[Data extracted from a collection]
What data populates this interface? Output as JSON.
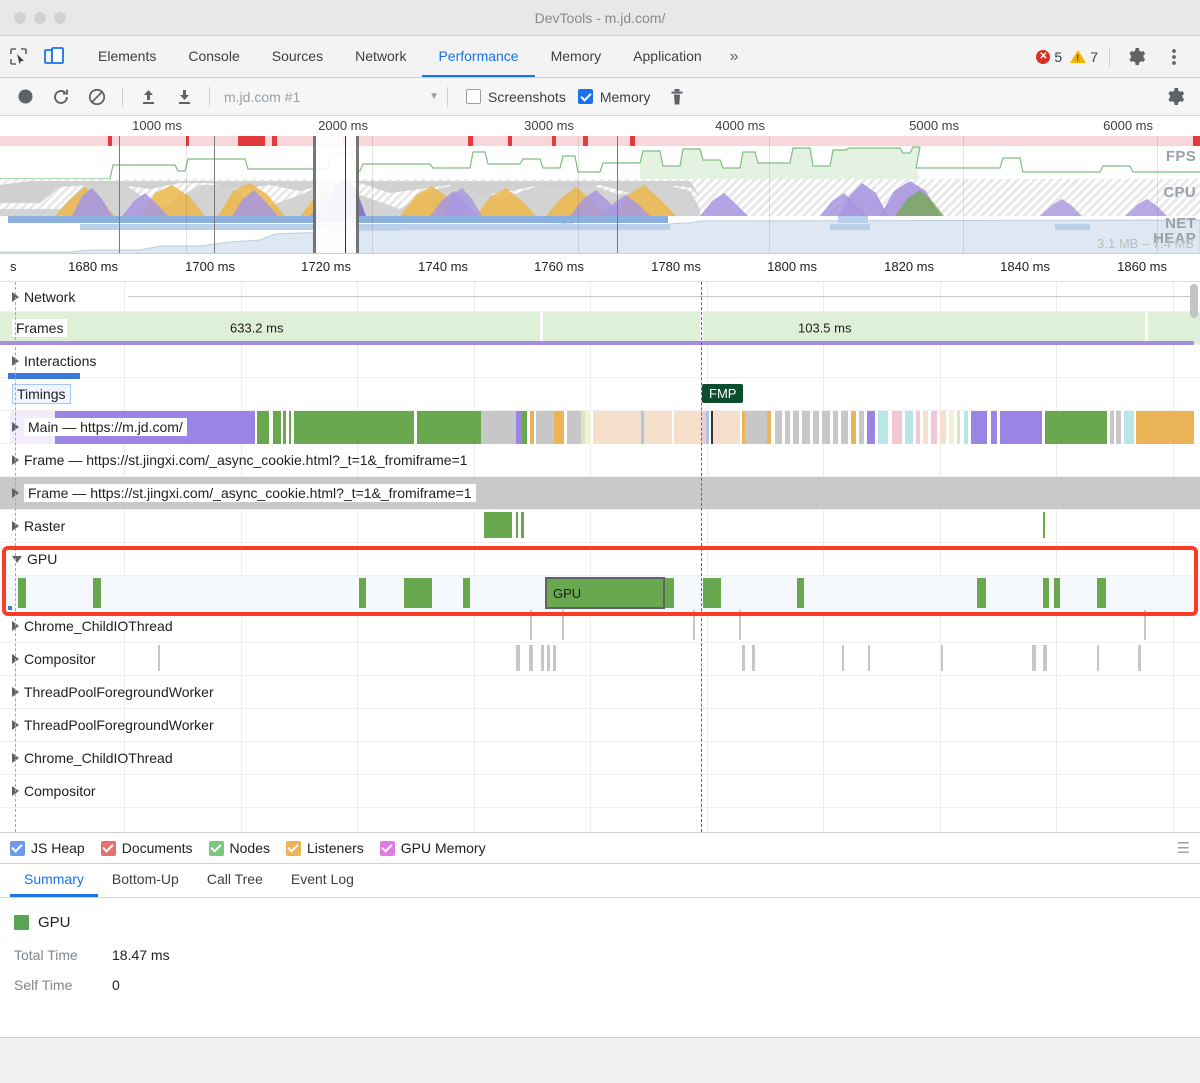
{
  "window": {
    "title": "DevTools - m.jd.com/"
  },
  "tabs": {
    "items": [
      {
        "label": "Elements",
        "active": false
      },
      {
        "label": "Console",
        "active": false
      },
      {
        "label": "Sources",
        "active": false
      },
      {
        "label": "Network",
        "active": false
      },
      {
        "label": "Performance",
        "active": true
      },
      {
        "label": "Memory",
        "active": false
      },
      {
        "label": "Application",
        "active": false
      }
    ],
    "more": "»",
    "errors": "5",
    "warnings": "7"
  },
  "perf_toolbar": {
    "record_icon": "record-icon",
    "reload_icon": "reload-record-icon",
    "clear_icon": "clear-icon",
    "upload_icon": "load-profile-icon",
    "download_icon": "save-profile-icon",
    "profile_value": "m.jd.com #1",
    "screenshots_label": "Screenshots",
    "screenshots_checked": false,
    "memory_label": "Memory",
    "memory_checked": true,
    "trash_icon": "trash-icon",
    "settings_icon": "gear-icon"
  },
  "overview": {
    "ticks": [
      "1000 ms",
      "2000 ms",
      "3000 ms",
      "4000 ms",
      "5000 ms",
      "6000 ms"
    ],
    "lanes": [
      "FPS",
      "CPU",
      "NET",
      "HEAP"
    ],
    "heap_range": "3.1 MB – 7.4 MB"
  },
  "timeline": {
    "ruler_prefix": "s",
    "ticks": [
      "1680 ms",
      "1700 ms",
      "1720 ms",
      "1740 ms",
      "1760 ms",
      "1780 ms",
      "1800 ms",
      "1820 ms",
      "1840 ms",
      "1860 ms"
    ],
    "tracks": [
      {
        "name": "Network",
        "expanded": false
      },
      {
        "name": "Frames",
        "expanded": false
      },
      {
        "name": "Interactions",
        "expanded": false
      },
      {
        "name": "Timings",
        "expanded": false
      },
      {
        "name": "Main — https://m.jd.com/",
        "expanded": false
      },
      {
        "name": "Frame — https://st.jingxi.com/_async_cookie.html?_t=1&_fromiframe=1",
        "expanded": false
      },
      {
        "name": "Frame — https://st.jingxi.com/_async_cookie.html?_t=1&_fromiframe=1",
        "expanded": false
      },
      {
        "name": "Raster",
        "expanded": false
      },
      {
        "name": "GPU",
        "expanded": true
      },
      {
        "name": "Chrome_ChildIOThread",
        "expanded": false
      },
      {
        "name": "Compositor",
        "expanded": false
      },
      {
        "name": "ThreadPoolForegroundWorker",
        "expanded": false
      },
      {
        "name": "ThreadPoolForegroundWorker",
        "expanded": false
      },
      {
        "name": "Chrome_ChildIOThread",
        "expanded": false
      },
      {
        "name": "Compositor",
        "expanded": false
      }
    ],
    "frames": [
      {
        "label": "633.2 ms"
      },
      {
        "label": "103.5 ms"
      }
    ],
    "markers": [
      {
        "label": "FMP"
      }
    ],
    "selected_event_label": "GPU",
    "highlight_color": "#fc3b24"
  },
  "counters": {
    "items": [
      {
        "label": "JS Heap",
        "color": "#6e9ae8",
        "checked": true
      },
      {
        "label": "Documents",
        "color": "#e4726e",
        "checked": true
      },
      {
        "label": "Nodes",
        "color": "#78c97a",
        "checked": true
      },
      {
        "label": "Listeners",
        "color": "#eab457",
        "checked": true
      },
      {
        "label": "GPU Memory",
        "color": "#e07ce0",
        "checked": true
      }
    ],
    "menu_icon": "hamburger-icon"
  },
  "detail_tabs": {
    "items": [
      {
        "label": "Summary",
        "active": true
      },
      {
        "label": "Bottom-Up",
        "active": false
      },
      {
        "label": "Call Tree",
        "active": false
      },
      {
        "label": "Event Log",
        "active": false
      }
    ]
  },
  "summary": {
    "event_name": "GPU",
    "swatch_color": "#5aa454",
    "rows": [
      {
        "key": "Total Time",
        "value": "18.47 ms"
      },
      {
        "key": "Self Time",
        "value": "0"
      }
    ]
  }
}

Aim of the exercise. Using the material above, return every line exactly as it appears, minus the pictures.

Written response.
What data populates this interface? Output as JSON.
{
  "window": {
    "title": "DevTools - m.jd.com/"
  },
  "tabs": {
    "items": [
      {
        "label": "Elements",
        "active": false
      },
      {
        "label": "Console",
        "active": false
      },
      {
        "label": "Sources",
        "active": false
      },
      {
        "label": "Network",
        "active": false
      },
      {
        "label": "Performance",
        "active": true
      },
      {
        "label": "Memory",
        "active": false
      },
      {
        "label": "Application",
        "active": false
      }
    ],
    "more": "»",
    "errors": "5",
    "warnings": "7"
  },
  "perf_toolbar": {
    "record_icon": "record-icon",
    "reload_icon": "reload-record-icon",
    "clear_icon": "clear-icon",
    "upload_icon": "load-profile-icon",
    "download_icon": "save-profile-icon",
    "profile_value": "m.jd.com #1",
    "screenshots_label": "Screenshots",
    "screenshots_checked": false,
    "memory_label": "Memory",
    "memory_checked": true,
    "trash_icon": "trash-icon",
    "settings_icon": "gear-icon"
  },
  "overview": {
    "ticks": [
      "1000 ms",
      "2000 ms",
      "3000 ms",
      "4000 ms",
      "5000 ms",
      "6000 ms"
    ],
    "lanes": [
      "FPS",
      "CPU",
      "NET",
      "HEAP"
    ],
    "heap_range": "3.1 MB – 7.4 MB"
  },
  "timeline": {
    "ruler_prefix": "s",
    "ticks": [
      "1680 ms",
      "1700 ms",
      "1720 ms",
      "1740 ms",
      "1760 ms",
      "1780 ms",
      "1800 ms",
      "1820 ms",
      "1840 ms",
      "1860 ms"
    ],
    "tracks": [
      {
        "name": "Network",
        "expanded": false
      },
      {
        "name": "Frames",
        "expanded": false
      },
      {
        "name": "Interactions",
        "expanded": false
      },
      {
        "name": "Timings",
        "expanded": false
      },
      {
        "name": "Main — https://m.jd.com/",
        "expanded": false
      },
      {
        "name": "Frame — https://st.jingxi.com/_async_cookie.html?_t=1&_fromiframe=1",
        "expanded": false
      },
      {
        "name": "Frame — https://st.jingxi.com/_async_cookie.html?_t=1&_fromiframe=1",
        "expanded": false
      },
      {
        "name": "Raster",
        "expanded": false
      },
      {
        "name": "GPU",
        "expanded": true
      },
      {
        "name": "Chrome_ChildIOThread",
        "expanded": false
      },
      {
        "name": "Compositor",
        "expanded": false
      },
      {
        "name": "ThreadPoolForegroundWorker",
        "expanded": false
      },
      {
        "name": "ThreadPoolForegroundWorker",
        "expanded": false
      },
      {
        "name": "Chrome_ChildIOThread",
        "expanded": false
      },
      {
        "name": "Compositor",
        "expanded": false
      }
    ],
    "frames": [
      {
        "label": "633.2 ms"
      },
      {
        "label": "103.5 ms"
      }
    ],
    "markers": [
      {
        "label": "FMP"
      }
    ],
    "selected_event_label": "GPU",
    "highlight_color": "#fc3b24"
  },
  "counters": {
    "items": [
      {
        "label": "JS Heap",
        "color": "#6e9ae8",
        "checked": true
      },
      {
        "label": "Documents",
        "color": "#e4726e",
        "checked": true
      },
      {
        "label": "Nodes",
        "color": "#78c97a",
        "checked": true
      },
      {
        "label": "Listeners",
        "color": "#eab457",
        "checked": true
      },
      {
        "label": "GPU Memory",
        "color": "#e07ce0",
        "checked": true
      }
    ],
    "menu_icon": "hamburger-icon"
  },
  "detail_tabs": {
    "items": [
      {
        "label": "Summary",
        "active": true
      },
      {
        "label": "Bottom-Up",
        "active": false
      },
      {
        "label": "Call Tree",
        "active": false
      },
      {
        "label": "Event Log",
        "active": false
      }
    ]
  },
  "summary": {
    "event_name": "GPU",
    "swatch_color": "#5aa454",
    "rows": [
      {
        "key": "Total Time",
        "value": "18.47 ms"
      },
      {
        "key": "Self Time",
        "value": "0"
      }
    ]
  }
}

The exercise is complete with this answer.